§ **EXTRACTED ENTRIES**:
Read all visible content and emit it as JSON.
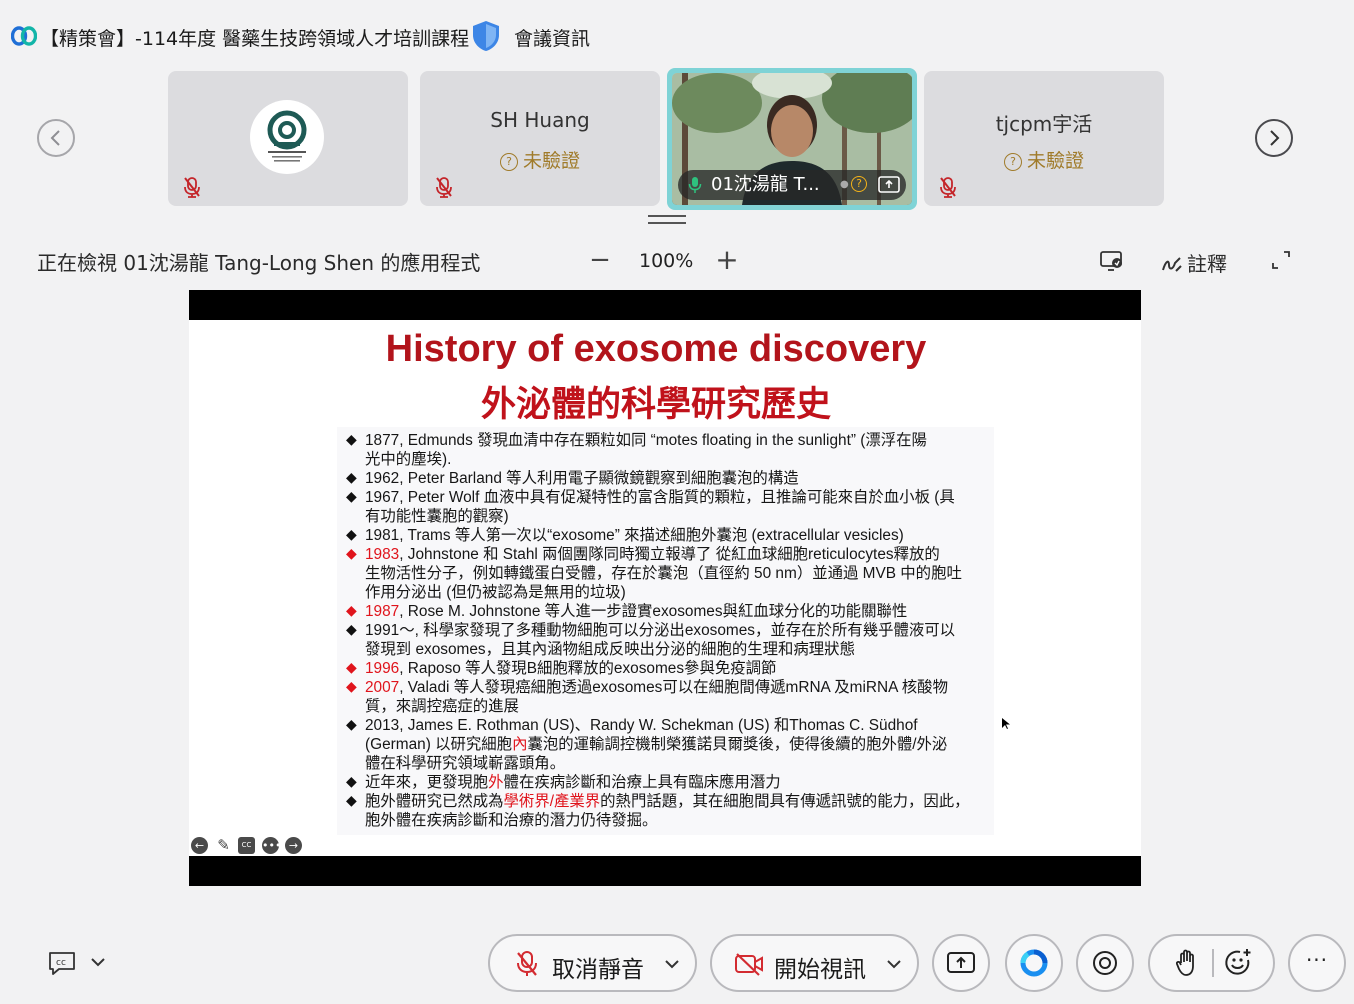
{
  "window": {
    "title": "【精策會】-114年度 醫藥生技跨領域人才培訓課程",
    "meeting_info": "會議資訊"
  },
  "participants": [
    {
      "name": "",
      "verification": ""
    },
    {
      "name": "SH Huang",
      "verification": "未驗證"
    },
    {
      "name": "01沈湯龍 T...",
      "verification": ""
    },
    {
      "name": "tjcpm宇活",
      "verification": "未驗證"
    }
  ],
  "viewing": {
    "text": "正在檢視 01沈湯龍 Tang-Long Shen 的應用程式",
    "zoom_minus": "−",
    "zoom": "100%",
    "zoom_plus": "+",
    "annotate_label": "註釋"
  },
  "slide": {
    "title_en": "History of exosome discovery",
    "title_zh": "外泌體的科學研究歷史",
    "lines": [
      "1877, Edmunds 發現血清中存在顆粒如同 “motes floating in the sunlight” (漂浮在陽",
      "光中的塵埃).",
      "1962, Peter Barland 等人利用電子顯微鏡觀察到細胞囊泡的構造",
      "1967, Peter Wolf 血液中具有促凝特性的富含脂質的顆粒，且推論可能來自於血小板 (具",
      "有功能性囊胞的觀察)",
      "1981, Trams 等人第一次以“exosome” 來描述細胞外囊泡 (extracellular vesicles)",
      "1983",
      ", Johnstone 和 Stahl 兩個團隊同時獨立報導了 從紅血球細胞reticulocytes釋放的",
      "生物活性分子，例如轉鐵蛋白受體，存在於囊泡（直徑約 50 nm）並通過 MVB 中的胞吐",
      "作用分泌出 (但仍被認為是無用的垃圾)",
      "1987",
      ", Rose M. Johnstone 等人進一步證實exosomes與紅血球分化的功能關聯性",
      "1991～, 科學家發現了多種動物細胞可以分泌出exosomes，並存在於所有幾乎體液可以",
      "發現到 exosomes，且其內涵物組成反映出分泌的細胞的生理和病理狀態",
      "1996",
      ", Raposo 等人發現B細胞釋放的exosomes參與免疫調節",
      "2007",
      ", Valadi 等人發現癌細胞透過exosomes可以在細胞間傳遞mRNA 及miRNA 核酸物",
      "質，來調控癌症的進展",
      "2013, James E. Rothman (US)、Randy W. Schekman (US) 和Thomas C. Südhof",
      "(German) 以研究細胞",
      "內",
      "囊泡的運輸調控機制榮獲諾貝爾獎後，使得後續的胞外體/外泌",
      "體在科學研究領域嶄露頭角。",
      "近年來，更發現胞",
      "外",
      "體在疾病診斷和治療上具有臨床應用潛力",
      "胞外體研究已然成為",
      "學術界/產業界",
      "的熱門話題，其在細胞間具有傳遞訊號的能力，因此，",
      "胞外體在疾病診斷和治療的潛力仍待發掘。"
    ]
  },
  "toolbar": {
    "unmute_label": "取消靜音",
    "video_label": "開始視訊",
    "more_label": "···"
  },
  "colors": {
    "accent_teal": "#7fd3d6",
    "slide_red": "#c0121b",
    "unverified": "#a07b2a"
  },
  "icons": [
    "webex-logo",
    "shield-icon",
    "chevron-left-icon",
    "chevron-right-icon",
    "mic-muted-icon",
    "minus-icon",
    "plus-icon",
    "share-view-icon",
    "annotate-icon",
    "fullscreen-icon",
    "cc-icon",
    "chevron-down-icon",
    "video-off-icon",
    "share-icon",
    "ai-assistant-icon",
    "record-icon",
    "raise-hand-icon",
    "reaction-icon",
    "more-icon"
  ]
}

§ **TASK GOAL**: Each line above with the string "name" should be reported in full.

§ **RESPONSE TO THIS EXERCISE**:
      "name": "",
      "name": "SH Huang",
      "name": "01沈湯龍 T...",
      "name": "tjcpm宇活",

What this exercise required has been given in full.